▶ Stated exercise: Wherever the word "DEPARTAMENT" shows up in a line, please copy that line.

··· Excerpted data ···

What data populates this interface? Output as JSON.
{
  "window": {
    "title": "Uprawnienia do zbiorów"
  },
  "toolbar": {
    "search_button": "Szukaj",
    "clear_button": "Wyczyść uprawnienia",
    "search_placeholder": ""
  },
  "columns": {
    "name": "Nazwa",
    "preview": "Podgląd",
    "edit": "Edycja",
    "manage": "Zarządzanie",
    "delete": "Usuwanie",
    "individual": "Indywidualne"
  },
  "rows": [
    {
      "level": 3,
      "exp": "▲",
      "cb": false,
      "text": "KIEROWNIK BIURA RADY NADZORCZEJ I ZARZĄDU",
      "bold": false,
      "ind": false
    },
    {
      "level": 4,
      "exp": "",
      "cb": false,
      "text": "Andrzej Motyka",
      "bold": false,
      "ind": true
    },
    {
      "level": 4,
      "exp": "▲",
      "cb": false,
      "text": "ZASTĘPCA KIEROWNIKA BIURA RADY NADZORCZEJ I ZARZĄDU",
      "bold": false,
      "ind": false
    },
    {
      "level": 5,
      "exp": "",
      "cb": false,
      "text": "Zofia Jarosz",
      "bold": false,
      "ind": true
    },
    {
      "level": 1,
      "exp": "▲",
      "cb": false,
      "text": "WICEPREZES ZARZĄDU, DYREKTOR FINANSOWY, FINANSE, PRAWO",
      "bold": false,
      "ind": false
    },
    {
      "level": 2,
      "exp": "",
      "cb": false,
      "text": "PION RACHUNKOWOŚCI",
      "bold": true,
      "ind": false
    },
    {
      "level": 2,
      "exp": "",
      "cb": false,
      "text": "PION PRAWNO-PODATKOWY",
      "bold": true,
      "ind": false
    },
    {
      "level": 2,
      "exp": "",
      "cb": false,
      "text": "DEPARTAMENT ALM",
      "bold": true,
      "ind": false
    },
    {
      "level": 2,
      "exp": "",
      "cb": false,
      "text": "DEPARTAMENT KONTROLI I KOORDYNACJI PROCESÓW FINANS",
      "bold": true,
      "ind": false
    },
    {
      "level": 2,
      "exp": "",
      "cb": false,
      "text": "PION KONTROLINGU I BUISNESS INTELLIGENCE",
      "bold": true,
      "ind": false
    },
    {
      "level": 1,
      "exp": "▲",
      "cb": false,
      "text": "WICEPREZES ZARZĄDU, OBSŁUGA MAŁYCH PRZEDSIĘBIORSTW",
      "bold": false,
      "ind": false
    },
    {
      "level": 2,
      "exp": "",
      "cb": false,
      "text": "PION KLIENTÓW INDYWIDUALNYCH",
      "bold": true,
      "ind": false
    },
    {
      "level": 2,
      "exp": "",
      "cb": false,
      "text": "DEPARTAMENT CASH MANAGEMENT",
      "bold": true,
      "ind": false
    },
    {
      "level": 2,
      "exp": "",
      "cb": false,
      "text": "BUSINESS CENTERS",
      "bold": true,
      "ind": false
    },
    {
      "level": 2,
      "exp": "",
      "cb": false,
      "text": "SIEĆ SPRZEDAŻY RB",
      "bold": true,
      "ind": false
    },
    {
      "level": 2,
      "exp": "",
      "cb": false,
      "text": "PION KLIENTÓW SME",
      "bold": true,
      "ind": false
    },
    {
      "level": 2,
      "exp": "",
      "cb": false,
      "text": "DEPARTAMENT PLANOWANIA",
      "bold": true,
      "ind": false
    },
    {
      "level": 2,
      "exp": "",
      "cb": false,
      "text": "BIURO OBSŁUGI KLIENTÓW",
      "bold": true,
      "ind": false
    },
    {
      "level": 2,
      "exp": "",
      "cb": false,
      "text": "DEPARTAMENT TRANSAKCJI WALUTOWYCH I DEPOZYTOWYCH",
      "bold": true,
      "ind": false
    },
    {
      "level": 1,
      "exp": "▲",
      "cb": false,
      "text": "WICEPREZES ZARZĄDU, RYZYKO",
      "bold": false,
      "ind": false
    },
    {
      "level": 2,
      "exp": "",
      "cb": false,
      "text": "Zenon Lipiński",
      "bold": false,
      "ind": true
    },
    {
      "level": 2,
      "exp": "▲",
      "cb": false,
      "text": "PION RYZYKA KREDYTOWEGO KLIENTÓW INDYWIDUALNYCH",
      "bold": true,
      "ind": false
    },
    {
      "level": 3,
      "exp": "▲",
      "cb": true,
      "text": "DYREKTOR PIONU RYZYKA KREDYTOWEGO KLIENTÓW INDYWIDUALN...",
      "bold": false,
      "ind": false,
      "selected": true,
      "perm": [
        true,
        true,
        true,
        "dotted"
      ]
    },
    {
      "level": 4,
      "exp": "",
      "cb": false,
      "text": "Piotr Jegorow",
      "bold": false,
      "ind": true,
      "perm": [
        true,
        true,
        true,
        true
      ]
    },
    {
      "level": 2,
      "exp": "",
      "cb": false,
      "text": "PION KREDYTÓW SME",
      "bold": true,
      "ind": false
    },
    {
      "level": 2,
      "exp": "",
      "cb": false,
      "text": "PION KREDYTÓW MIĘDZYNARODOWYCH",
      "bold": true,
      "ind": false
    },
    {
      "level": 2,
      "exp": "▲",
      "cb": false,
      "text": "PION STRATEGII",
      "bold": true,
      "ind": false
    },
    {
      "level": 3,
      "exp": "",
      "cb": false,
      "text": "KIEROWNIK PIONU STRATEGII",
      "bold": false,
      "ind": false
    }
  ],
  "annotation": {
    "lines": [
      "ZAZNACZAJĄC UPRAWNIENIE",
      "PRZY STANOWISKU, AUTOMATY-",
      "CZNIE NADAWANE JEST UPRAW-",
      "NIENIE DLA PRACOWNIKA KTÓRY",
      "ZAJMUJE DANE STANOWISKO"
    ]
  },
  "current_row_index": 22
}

···

▶ Answer in full:
      "text": "DEPARTAMENT ALM",
      "text": "DEPARTAMENT KONTROLI I KOORDYNACJI PROCESÓW FINANS",
      "text": "DEPARTAMENT CASH MANAGEMENT",
      "text": "DEPARTAMENT PLANOWANIA",
      "text": "DEPARTAMENT TRANSAKCJI WALUTOWYCH I DEPOZYTOWYCH",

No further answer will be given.